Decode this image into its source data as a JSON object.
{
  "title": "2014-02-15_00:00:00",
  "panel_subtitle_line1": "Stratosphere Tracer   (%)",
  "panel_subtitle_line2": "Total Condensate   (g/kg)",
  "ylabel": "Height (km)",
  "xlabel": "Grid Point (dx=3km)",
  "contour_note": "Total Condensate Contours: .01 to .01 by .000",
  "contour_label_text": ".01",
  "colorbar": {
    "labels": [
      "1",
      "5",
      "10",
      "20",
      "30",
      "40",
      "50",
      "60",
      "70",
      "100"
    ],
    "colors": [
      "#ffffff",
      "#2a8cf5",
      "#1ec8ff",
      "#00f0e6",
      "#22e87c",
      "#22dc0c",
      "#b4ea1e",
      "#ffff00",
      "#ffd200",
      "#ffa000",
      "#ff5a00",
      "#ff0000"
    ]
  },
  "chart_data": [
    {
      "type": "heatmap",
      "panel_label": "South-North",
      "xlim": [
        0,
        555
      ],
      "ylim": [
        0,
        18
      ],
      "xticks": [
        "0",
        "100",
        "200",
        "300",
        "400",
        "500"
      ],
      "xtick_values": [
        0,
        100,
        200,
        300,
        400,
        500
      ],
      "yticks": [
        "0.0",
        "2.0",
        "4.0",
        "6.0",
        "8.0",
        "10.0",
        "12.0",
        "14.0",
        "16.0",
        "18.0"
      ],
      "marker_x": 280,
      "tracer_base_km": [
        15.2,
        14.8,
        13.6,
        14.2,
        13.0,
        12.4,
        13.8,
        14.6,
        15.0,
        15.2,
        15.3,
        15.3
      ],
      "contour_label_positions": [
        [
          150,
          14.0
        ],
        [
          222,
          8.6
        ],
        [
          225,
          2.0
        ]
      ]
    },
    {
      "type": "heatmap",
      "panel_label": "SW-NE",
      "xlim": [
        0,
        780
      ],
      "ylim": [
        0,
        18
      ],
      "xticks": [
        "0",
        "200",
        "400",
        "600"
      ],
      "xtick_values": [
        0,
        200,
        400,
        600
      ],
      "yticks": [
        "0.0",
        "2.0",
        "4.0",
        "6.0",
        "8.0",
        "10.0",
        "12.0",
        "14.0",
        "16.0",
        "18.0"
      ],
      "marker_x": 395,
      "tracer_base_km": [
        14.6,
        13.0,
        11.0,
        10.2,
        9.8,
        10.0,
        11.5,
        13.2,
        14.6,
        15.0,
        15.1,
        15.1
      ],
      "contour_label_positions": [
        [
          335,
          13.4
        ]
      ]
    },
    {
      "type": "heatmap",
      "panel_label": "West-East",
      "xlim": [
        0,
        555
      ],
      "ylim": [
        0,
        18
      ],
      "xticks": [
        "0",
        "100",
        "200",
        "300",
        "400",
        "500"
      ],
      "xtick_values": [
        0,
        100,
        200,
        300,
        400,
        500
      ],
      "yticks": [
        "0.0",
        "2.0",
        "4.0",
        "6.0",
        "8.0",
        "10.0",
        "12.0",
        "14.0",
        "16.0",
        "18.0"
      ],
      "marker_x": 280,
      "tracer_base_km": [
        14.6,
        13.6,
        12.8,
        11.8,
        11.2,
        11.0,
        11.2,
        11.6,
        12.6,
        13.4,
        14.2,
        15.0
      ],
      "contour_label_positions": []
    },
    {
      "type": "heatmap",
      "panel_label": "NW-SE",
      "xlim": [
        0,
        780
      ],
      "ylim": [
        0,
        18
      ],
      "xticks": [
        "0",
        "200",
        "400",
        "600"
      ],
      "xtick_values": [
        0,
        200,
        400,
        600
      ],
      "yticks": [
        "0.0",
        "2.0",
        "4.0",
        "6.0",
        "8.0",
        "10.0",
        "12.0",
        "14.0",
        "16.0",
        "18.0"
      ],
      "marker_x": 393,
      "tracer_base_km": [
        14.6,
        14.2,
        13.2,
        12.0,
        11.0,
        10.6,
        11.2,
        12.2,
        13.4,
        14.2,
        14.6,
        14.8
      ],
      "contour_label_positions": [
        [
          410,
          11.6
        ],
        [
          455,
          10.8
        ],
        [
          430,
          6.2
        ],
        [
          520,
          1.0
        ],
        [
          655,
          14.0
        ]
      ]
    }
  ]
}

TASK DESCRIPTION =>
Transcribe each entry precisely, missing none.

FULL RESPONSE =>
Decode this image into its source data as a JSON object.
{
  "title": "2014-02-15_00:00:00",
  "panel_subtitle_line1": "Stratosphere Tracer   (%)",
  "panel_subtitle_line2": "Total Condensate   (g/kg)",
  "ylabel": "Height (km)",
  "xlabel": "Grid Point (dx=3km)",
  "contour_note": "Total Condensate Contours: .01 to .01 by .000",
  "contour_label_text": ".01",
  "colorbar": {
    "labels": [
      "1",
      "5",
      "10",
      "20",
      "30",
      "40",
      "50",
      "60",
      "70",
      "100"
    ],
    "colors": [
      "#ffffff",
      "#2a8cf5",
      "#1ec8ff",
      "#00f0e6",
      "#22e87c",
      "#22dc0c",
      "#b4ea1e",
      "#ffff00",
      "#ffd200",
      "#ffa000",
      "#ff5a00",
      "#ff0000"
    ]
  },
  "chart_data": [
    {
      "type": "heatmap",
      "panel_label": "South-North",
      "xlim": [
        0,
        555
      ],
      "ylim": [
        0,
        18
      ],
      "xticks": [
        "0",
        "100",
        "200",
        "300",
        "400",
        "500"
      ],
      "xtick_values": [
        0,
        100,
        200,
        300,
        400,
        500
      ],
      "yticks": [
        "0.0",
        "2.0",
        "4.0",
        "6.0",
        "8.0",
        "10.0",
        "12.0",
        "14.0",
        "16.0",
        "18.0"
      ],
      "marker_x": 280,
      "tracer_base_km": [
        15.2,
        14.8,
        13.6,
        14.2,
        13.0,
        12.4,
        13.8,
        14.6,
        15.0,
        15.2,
        15.3,
        15.3
      ],
      "contour_label_positions": [
        [
          150,
          14.0
        ],
        [
          222,
          8.6
        ],
        [
          225,
          2.0
        ]
      ]
    },
    {
      "type": "heatmap",
      "panel_label": "SW-NE",
      "xlim": [
        0,
        780
      ],
      "ylim": [
        0,
        18
      ],
      "xticks": [
        "0",
        "200",
        "400",
        "600"
      ],
      "xtick_values": [
        0,
        200,
        400,
        600
      ],
      "yticks": [
        "0.0",
        "2.0",
        "4.0",
        "6.0",
        "8.0",
        "10.0",
        "12.0",
        "14.0",
        "16.0",
        "18.0"
      ],
      "marker_x": 395,
      "tracer_base_km": [
        14.6,
        13.0,
        11.0,
        10.2,
        9.8,
        10.0,
        11.5,
        13.2,
        14.6,
        15.0,
        15.1,
        15.1
      ],
      "contour_label_positions": [
        [
          335,
          13.4
        ]
      ]
    },
    {
      "type": "heatmap",
      "panel_label": "West-East",
      "xlim": [
        0,
        555
      ],
      "ylim": [
        0,
        18
      ],
      "xticks": [
        "0",
        "100",
        "200",
        "300",
        "400",
        "500"
      ],
      "xtick_values": [
        0,
        100,
        200,
        300,
        400,
        500
      ],
      "yticks": [
        "0.0",
        "2.0",
        "4.0",
        "6.0",
        "8.0",
        "10.0",
        "12.0",
        "14.0",
        "16.0",
        "18.0"
      ],
      "marker_x": 280,
      "tracer_base_km": [
        14.6,
        13.6,
        12.8,
        11.8,
        11.2,
        11.0,
        11.2,
        11.6,
        12.6,
        13.4,
        14.2,
        15.0
      ],
      "contour_label_positions": []
    },
    {
      "type": "heatmap",
      "panel_label": "NW-SE",
      "xlim": [
        0,
        780
      ],
      "ylim": [
        0,
        18
      ],
      "xticks": [
        "0",
        "200",
        "400",
        "600"
      ],
      "xtick_values": [
        0,
        200,
        400,
        600
      ],
      "yticks": [
        "0.0",
        "2.0",
        "4.0",
        "6.0",
        "8.0",
        "10.0",
        "12.0",
        "14.0",
        "16.0",
        "18.0"
      ],
      "marker_x": 393,
      "tracer_base_km": [
        14.6,
        14.2,
        13.2,
        12.0,
        11.0,
        10.6,
        11.2,
        12.2,
        13.4,
        14.2,
        14.6,
        14.8
      ],
      "contour_label_positions": [
        [
          410,
          11.6
        ],
        [
          455,
          10.8
        ],
        [
          430,
          6.2
        ],
        [
          520,
          1.0
        ],
        [
          655,
          14.0
        ]
      ]
    }
  ]
}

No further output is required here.